Written request: Below is a listing; write it out exactly and drop any images from it.

Records shown:
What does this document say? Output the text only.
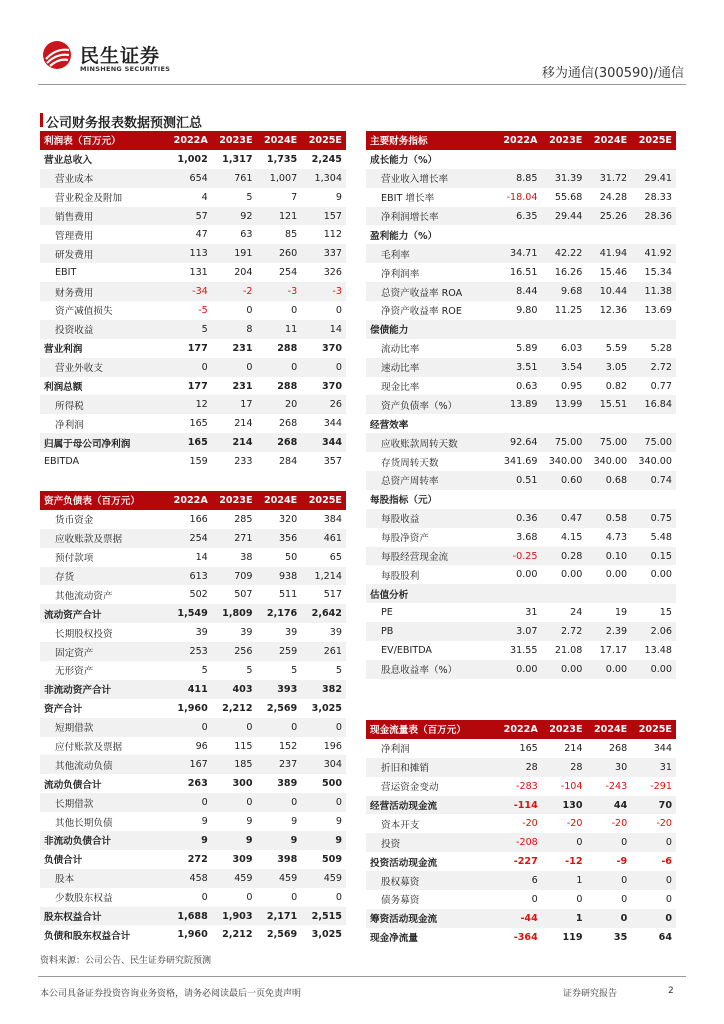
民生证券
MINSHENG SECURITIES	移为通信(300590)/通信
公司财务报表数据预测汇总
利润表（百万元）	2022A	2023E	2024E	2025E
营业总收入	1,002	1,317	1,735	2,245
营业成本	654	761	1,007	1,304
营业税金及附加	4	5	7	9
销售费用	57	92	121	157
管理费用	47	63	85	112
研发费用	113	191	260	337
EBIT	131	204	254	326
财务费用	-34	-2	-3	-3
资产减值损失	-5	0	0	0
投资收益	5	8	11	14
营业利润	177	231	288	370
营业外收支	0	0	0	0
利润总额	177	231	288	370
所得税	12	17	20	26
净利润	165	214	268	344
归属于母公司净利润	165	214	268	344
EBITDA	159	233	284	357
资产负债表（百万元）	2022A	2023E	2024E	2025E
货币资金	166	285	320	384
应收账款及票据	254	271	356	461
预付款项	14	38	50	65
存货	613	709	938	1,214
其他流动资产	502	507	511	517
流动资产合计	1,549	1,809	2,176	2,642
长期股权投资	39	39	39	39
固定资产	253	256	259	261
无形资产	5	5	5	5
非流动资产合计	411	403	393	382
资产合计	1,960	2,212	2,569	3,025
短期借款	0	0	0	0
应付账款及票据	96	115	152	196
其他流动负债	167	185	237	304
流动负债合计	263	300	389	500
长期借款	0	0	0	0
其他长期负债	9	9	9	9
非流动负债合计	9	9	9	9
负债合计	272	309	398	509
股本	458	459	459	459
少数股东权益	0	0	0	0
股东权益合计	1,688	1,903	2,171	2,515
负债和股东权益合计	1,960	2,212	2,569	3,025
主要财务指标	2022A	2023E	2024E	2025E
成长能力（%）				
营业收入增长率	8.85	31.39	31.72	29.41
EBIT 增长率	-18.04	55.68	24.28	28.33
净利润增长率	6.35	29.44	25.26	28.36
盈利能力（%）				
毛利率	34.71	42.22	41.94	41.92
净利润率	16.51	16.26	15.46	15.34
总资产收益率 ROA	8.44	9.68	10.44	11.38
净资产收益率 ROE	9.80	11.25	12.36	13.69
偿债能力				
流动比率	5.89	6.03	5.59	5.28
速动比率	3.51	3.54	3.05	2.72
现金比率	0.63	0.95	0.82	0.77
资产负债率（%）	13.89	13.99	15.51	16.84
经营效率				
应收账款周转天数	92.64	75.00	75.00	75.00
存货周转天数	341.69	340.00	340.00	340.00
总资产周转率	0.51	0.60	0.68	0.74
每股指标（元）				
每股收益	0.36	0.47	0.58	0.75
每股净资产	3.68	4.15	4.73	5.48
每股经营现金流	-0.25	0.28	0.10	0.15
每股股利	0.00	0.00	0.00	0.00
估值分析				
PE	31	24	19	15
PB	3.07	2.72	2.39	2.06
EV/EBITDA	31.55	21.08	17.17	13.48
股息收益率（%）	0.00	0.00	0.00	0.00
现金流量表（百万元）	2022A	2023E	2024E	2025E
净利润	165	214	268	344
折旧和摊销	28	28	30	31
营运资金变动	-283	-104	-243	-291
经营活动现金流	-114	130	44	70
资本开支	-20	-20	-20	-20
投资	-208	0	0	0
投资活动现金流	-227	-12	-9	-6
股权募资	6	1	0	0
债务募资	0	0	0	0
筹资活动现金流	-44	1	0	0
现金净流量	-364	119	35	64
资料来源：公司公告、民生证券研究院预测
本公司具备证券投资咨询业务资格，请务必阅读最后一页免责声明	证券研究报告	2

Correct answer:
What does this document say? Output the text only.
民生证券
MINSHENG SECURITIES	移为通信(300590)/通信
公司财务报表数据预测汇总
利润表（百万元）	2022A	2023E	2024E	2025E
营业总收入	1,002	1,317	1,735	2,245
营业成本	654	761	1,007	1,304
营业税金及附加	4	5	7	9
销售费用	57	92	121	157
管理费用	47	63	85	112
研发费用	113	191	260	337
EBIT	131	204	254	326
财务费用	-34	-2	-3	-3
资产减值损失	-5	0	0	0
投资收益	5	8	11	14
营业利润	177	231	288	370
营业外收支	0	0	0	0
利润总额	177	231	288	370
所得税	12	17	20	26
净利润	165	214	268	344
归属于母公司净利润	165	214	268	344
EBITDA	159	233	284	357
资产负债表（百万元）	2022A	2023E	2024E	2025E
货币资金	166	285	320	384
应收账款及票据	254	271	356	461
预付款项	14	38	50	65
存货	613	709	938	1,214
其他流动资产	502	507	511	517
流动资产合计	1,549	1,809	2,176	2,642
长期股权投资	39	39	39	39
固定资产	253	256	259	261
无形资产	5	5	5	5
非流动资产合计	411	403	393	382
资产合计	1,960	2,212	2,569	3,025
短期借款	0	0	0	0
应付账款及票据	96	115	152	196
其他流动负债	167	185	237	304
流动负债合计	263	300	389	500
长期借款	0	0	0	0
其他长期负债	9	9	9	9
非流动负债合计	9	9	9	9
负债合计	272	309	398	509
股本	458	459	459	459
少数股东权益	0	0	0	0
股东权益合计	1,688	1,903	2,171	2,515
负债和股东权益合计	1,960	2,212	2,569	3,025
主要财务指标	2022A	2023E	2024E	2025E
成长能力（%）				
营业收入增长率	8.85	31.39	31.72	29.41
EBIT 增长率	-18.04	55.68	24.28	28.33
净利润增长率	6.35	29.44	25.26	28.36
盈利能力（%）				
毛利率	34.71	42.22	41.94	41.92
净利润率	16.51	16.26	15.46	15.34
总资产收益率 ROA	8.44	9.68	10.44	11.38
净资产收益率 ROE	9.80	11.25	12.36	13.69
偿债能力				
流动比率	5.89	6.03	5.59	5.28
速动比率	3.51	3.54	3.05	2.72
现金比率	0.63	0.95	0.82	0.77
资产负债率（%）	13.89	13.99	15.51	16.84
经营效率				
应收账款周转天数	92.64	75.00	75.00	75.00
存货周转天数	341.69	340.00	340.00	340.00
总资产周转率	0.51	0.60	0.68	0.74
每股指标（元）				
每股收益	0.36	0.47	0.58	0.75
每股净资产	3.68	4.15	4.73	5.48
每股经营现金流	-0.25	0.28	0.10	0.15
每股股利	0.00	0.00	0.00	0.00
估值分析				
PE	31	24	19	15
PB	3.07	2.72	2.39	2.06
EV/EBITDA	31.55	21.08	17.17	13.48
股息收益率（%）	0.00	0.00	0.00	0.00
现金流量表（百万元）	2022A	2023E	2024E	2025E
净利润	165	214	268	344
折旧和摊销	28	28	30	31
营运资金变动	-283	-104	-243	-291
经营活动现金流	-114	130	44	70
资本开支	-20	-20	-20	-20
投资	-208	0	0	0
投资活动现金流	-227	-12	-9	-6
股权募资	6	1	0	0
债务募资	0	0	0	0
筹资活动现金流	-44	1	0	0
现金净流量	-364	119	35	64
资料来源：公司公告、民生证券研究院预测
本公司具备证券投资咨询业务资格，请务必阅读最后一页免责声明	证券研究报告	2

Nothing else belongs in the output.